Source extract:

Despite its large Public Revenue – US$700 million for a population of 50,000 – Cayman has generally low educational standards – the consequence of a poor educational strategy. Two generations ago, the Islands’ political representatives seem to have been persuaded by the British Colonial Office (now the FCO) not to bother about the standards of all but the brightest of their fellow Caymanians.

I comment on local education on my personal blog from time to time, and last February noted that the permanent affirmative-action program installed by the FCO forty years or so ago had negated the need for ethnic Caymanians to compete on equal terms with migrants and immigrants at any level. Foreigners’ expertise and qualifications would always be trumped by birthright entitlement.As long as an ethnic Caymanian were “adequately” qualified for a job – in the opinion of a committee of ethnic Caymanians – he or she must be hired or promoted or retained ahead of any foreigner. (Once, in the 1990s, the Immigration Board actually turned down the Work Permit of the Manager of the Bank of China. Beijing called in the British Ambassador, and the problem quickly disappeared – but, gosh…!)

Dataset excerpts:
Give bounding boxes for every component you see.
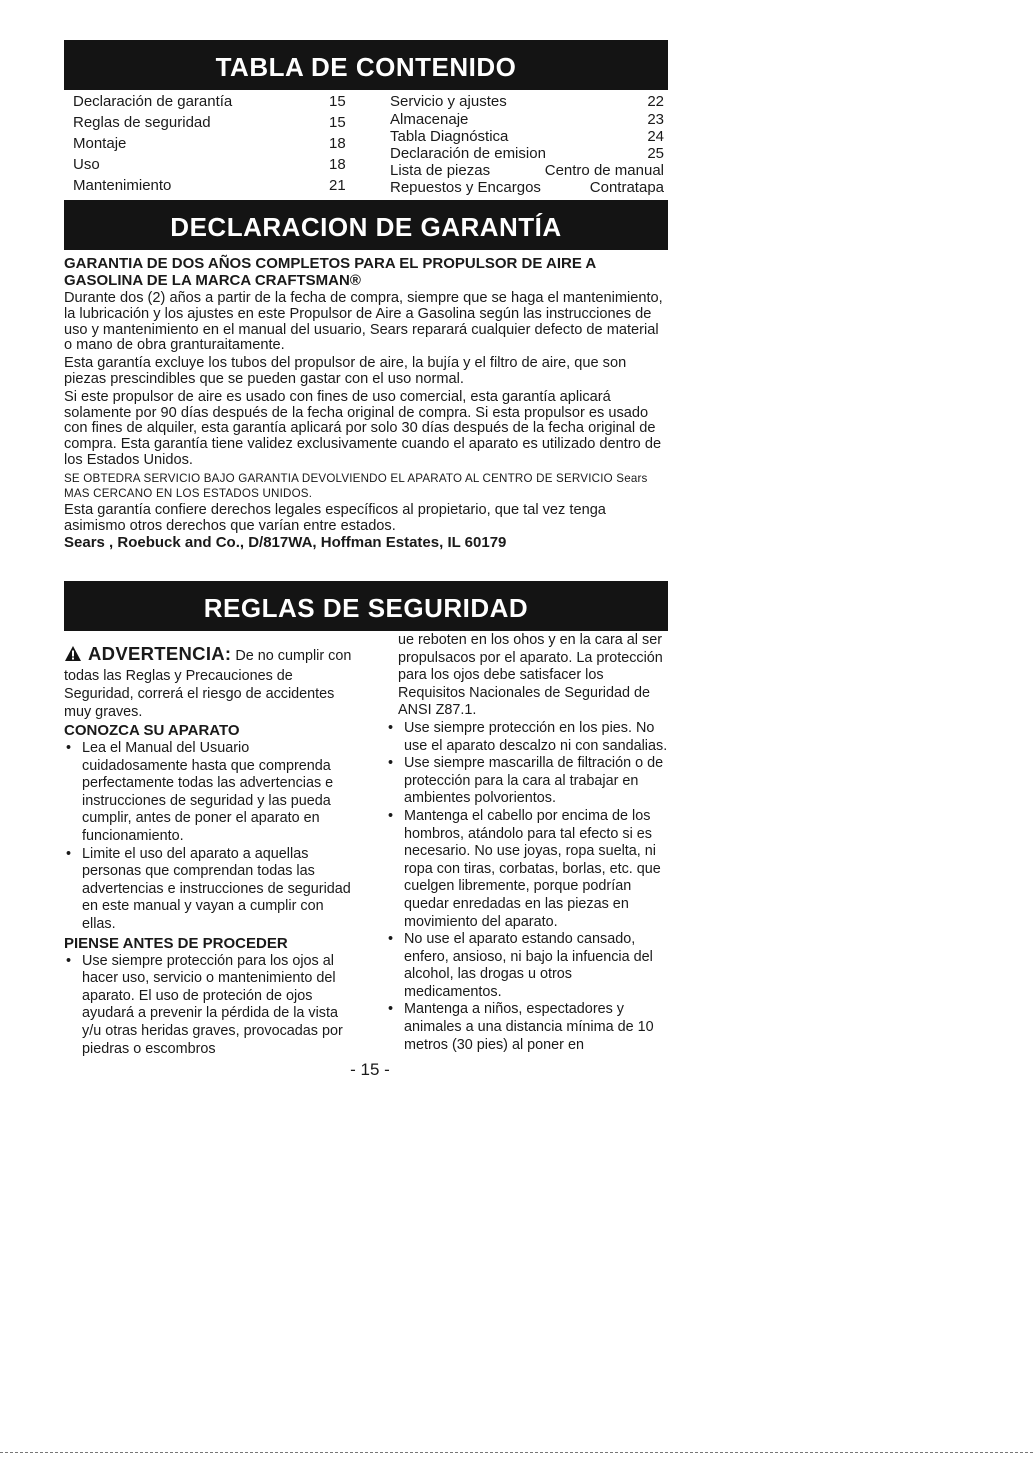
warning-statement xyxy=(64,645,354,721)
toc-entry-page: 15 xyxy=(329,93,346,110)
bullet-text: Lea el Manual del Usuario cuidadosamente hasta que comprenda perfectamente todas las advertencias e instrucciones de seguridad y las pueda cumplir, antes de poner el aparato en funcionamiento. xyxy=(82,740,334,844)
toc-banner: TABLA DE CONTENIDO xyxy=(64,40,668,90)
page-number: - 15 - xyxy=(350,1060,390,1079)
safety-bullet xyxy=(64,846,354,934)
safety-banner: REGLAS DE SEGURIDAD xyxy=(64,581,668,631)
warning-word: ADVERTENCIA: xyxy=(88,643,232,664)
bullet-dot-icon: • xyxy=(388,1001,394,1018)
toc-entry-page: Contratapa xyxy=(589,179,664,196)
subheading-think-before: PIENSE ANTES DE PROCEDER xyxy=(64,934,288,952)
safety-bullet xyxy=(386,931,670,1001)
toc-entry[interactable] xyxy=(390,93,664,110)
safety-bullet xyxy=(64,740,354,846)
bullet-continuation: ue reboten en los ohos y en la cara al ser propulsacos por el aparato. La protección para los ojos debe satisfacer los Requisitos Nacionales de Seguridad de ANSI Z87.1. xyxy=(398,632,663,719)
toc-entry-label: Almacenaje xyxy=(390,111,469,128)
bullet-dot-icon: • xyxy=(66,952,72,969)
bullet-text: No use el aparato estando cansado, enfero, ansioso, ni bajo la infuencia del alcohol, las drogas u otros medicamentos. xyxy=(404,931,653,1000)
bullet-dot-icon: • xyxy=(388,755,394,772)
toc-entry[interactable] xyxy=(390,111,664,128)
toc-entry[interactable] xyxy=(390,179,664,196)
safety-left-column xyxy=(64,645,354,1058)
safety-bullet xyxy=(386,808,670,931)
warranty-paragraph: Si este propulsor de aire es usado con fines de uso comercial, esta garantía aplicará solamente por 90 días después de la fecha original de compra. Si esta propulsor es usado con fines de alquiler, esta garantía aplicará por solo 30 días después de la fecha original de compra. Esta garantía tiene validez exclusivamente cuando el aparato es utilizado dentro de los Estados Unidos. xyxy=(64,388,662,468)
bullet-dot-icon: • xyxy=(388,931,394,948)
toc-entry[interactable] xyxy=(390,128,664,145)
toc-entry-page: 18 xyxy=(329,135,346,152)
toc-entry-label: Montaje xyxy=(73,135,127,152)
warranty-paragraph: Durante dos (2) años a partir de la fecha de compra, siempre que se haga el mantenimiento, la lubricación y los ajustes en este Propulsor de Aire a Gasolina según las instrucciones de uso y mantenimiento en el manual del usuario, Sears reparará cualquier defecto de material o mano de obra granturaitamente. xyxy=(64,290,663,354)
warranty-address: Sears , Roebuck and Co., D/817WA, Hoffman Estates, IL 60179 xyxy=(64,534,507,552)
bullet-dot-icon: • xyxy=(66,845,72,862)
toc-entry-label: Uso xyxy=(73,156,100,173)
toc-entry-label: Reglas de seguridad xyxy=(73,114,211,131)
safety-bullet xyxy=(386,720,670,755)
toc-entry[interactable] xyxy=(73,156,348,173)
toc-left xyxy=(73,93,348,203)
warning-text: De no cumplir con todas las Reglas y Precauciones de Seguridad, correrá el riesgo de accidentes muy graves. xyxy=(64,648,352,720)
safety-bullet xyxy=(64,953,354,1059)
toc-entry-label: Servicio y ajustes xyxy=(390,93,507,110)
warranty-service-note: SE OBTEDRA SERVICIO BAJO GARANTIA DEVOLVIENDO EL APARATO AL CENTRO DE SERVICIO Sears MAS CERCANO EN LOS ESTADOS UNIDOS. xyxy=(64,471,648,500)
toc-entry-label: Lista de piezas xyxy=(390,162,491,179)
toc-entry[interactable] xyxy=(73,135,348,152)
bottom-divider xyxy=(0,1452,1033,1453)
safety-bullet xyxy=(386,1001,670,1054)
toc-entry-label: Mantenimiento xyxy=(73,177,172,194)
warranty-heading-line: GARANTIA DE DOS AÑOS COMPLETOS PARA EL PROPULSOR DE AIRE A xyxy=(64,255,597,272)
toc-entry[interactable] xyxy=(73,93,348,110)
toc-entry[interactable] xyxy=(390,162,664,179)
bullet-text: Use siempre protección para los ojos al hacer uso, servicio o mantenimiento del aparato. El uso de proteción de ojos ayudará a prevenir la pérdida de la vista y/u otras heridas graves, provocadas por piedras o escombros xyxy=(82,952,343,1057)
warranty-banner: DECLARACION DE GARANTÍA xyxy=(64,200,668,250)
toc-entry[interactable] xyxy=(73,114,348,131)
bullet-dot-icon: • xyxy=(388,807,394,824)
bullet-text: Mantenga el cabello por encima de los hombros, atándolo para tal efecto si es necesario. No use joyas, ropa suelta, ni ropa con tiras, corbatas, borlas, etc. que cuelgen libremente, porque podrían quedar enredadas en las piezas en movimiento del aparato. xyxy=(404,807,661,930)
toc-entry-page: 22 xyxy=(647,93,664,110)
bullet-text: Mantenga a niños, espectadores y animales a una distancia mínima de 10 metros (30 pies) al poner en xyxy=(404,1001,654,1053)
bullet-text: Limite el uso del aparato a aquellas personas que comprendan todas las advertencias e instrucciones de seguridad en este manual y vayan a cumplir con ellas. xyxy=(82,845,351,932)
warranty-heading xyxy=(64,255,668,289)
toc-entry-label: Declaración de emision xyxy=(390,145,546,162)
toc-entry-label: Declaración de garantía xyxy=(73,93,233,110)
warranty-heading-line: GASOLINA DE LA MARCA CRAFTSMAN® xyxy=(64,272,361,289)
toc-entry-page: 18 xyxy=(329,156,346,173)
toc-entry-page: 25 xyxy=(647,145,664,162)
subheading-know-your-unit: CONOZCA SU APARATO xyxy=(64,722,240,739)
bullet-text: Use siempre mascarilla de filtración o de protección para la cara al trabajar en ambientes polvorientos. xyxy=(404,755,664,807)
safety-right-column xyxy=(386,632,670,1054)
safety-bullet xyxy=(386,755,670,808)
toc-entry-label: Repuestos y Encargos xyxy=(390,179,541,196)
toc-entry[interactable] xyxy=(73,177,348,194)
warranty-paragraph: Esta garantía excluye los tubos del propulsor de aire, la bujía y el filtro de aire, que son piezas prescindibles que se pueden gastar con el uso normal. xyxy=(64,355,627,387)
warranty-paragraph: Esta garantía confiere derechos legales específicos al propietario, que tal vez tenga asimismo otros derechos que varían entre estados. xyxy=(64,501,606,534)
toc-right xyxy=(390,93,664,199)
bullet-dot-icon: • xyxy=(66,740,72,756)
toc-entry-page: 15 xyxy=(329,114,346,131)
toc-entry-page: Centro de manual xyxy=(544,162,664,179)
bullet-text: Use siempre protección en los pies. No use el aparato descalzo ni con sandalias. xyxy=(404,719,668,754)
toc-entry-page: 23 xyxy=(647,111,664,128)
bullet-dot-icon: • xyxy=(388,719,394,736)
toc-entry-page: 24 xyxy=(647,128,664,145)
warning-triangle-icon xyxy=(64,645,82,667)
toc-entry-page: 21 xyxy=(329,177,346,194)
toc-entry-label: Tabla Diagnóstica xyxy=(390,128,509,145)
toc-entry[interactable] xyxy=(390,145,664,162)
warranty-section xyxy=(64,255,668,551)
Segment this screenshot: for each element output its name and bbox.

Requirements:
(1) Translate this sentence from the Cayman education text into Spanish: "Two generations ago, the Islands’ political representatives seem to have been persuaded by the British Colonial Office (now the FCO) not to bother about the standards of all but the brightest of their fellow Caymanians."
(2) The Cayman education text says an "adequately" qualified ethnic Caymanian must be treated a certain way ahead of any foreigner. List every action it names.
(3) From the Cayman education text, reproduce everything from "I comment on" down to "disappeared – but, gosh…!)".

Results:
(1) Hace dos generaciones, los representantes políticos de las Islas parecen haber sido persuadidos por la Oficina Colonial Británica (ahora el FCO) de no preocuparse por el nivel de todos sus compatriotas caimaneses, salvo el de los más brillantes.

(2)
- Hired
- Promoted
- Retained

(3)
I comment on local education on my personal blog from time to time, and last February noted that the permanent affirmative-action program installed by the FCO forty years or so ago had negated the need for ethnic Caymanians to compete on equal terms with migrants and immigrants at any level. Foreigners’ expertise and qualifications would always be trumped by birthright entitlement.As long as an ethnic Caymanian were “adequately” qualified for a job – in the opinion of a committee of ethnic Caymanians – he or she must be hired or promoted or retained ahead of any foreigner. (Once, in the 1990s, the Immigration Board actually turned down the Work Permit of the Manager of the Bank of China. Beijing called in the British Ambassador, and the problem quickly disappeared – but, gosh…!)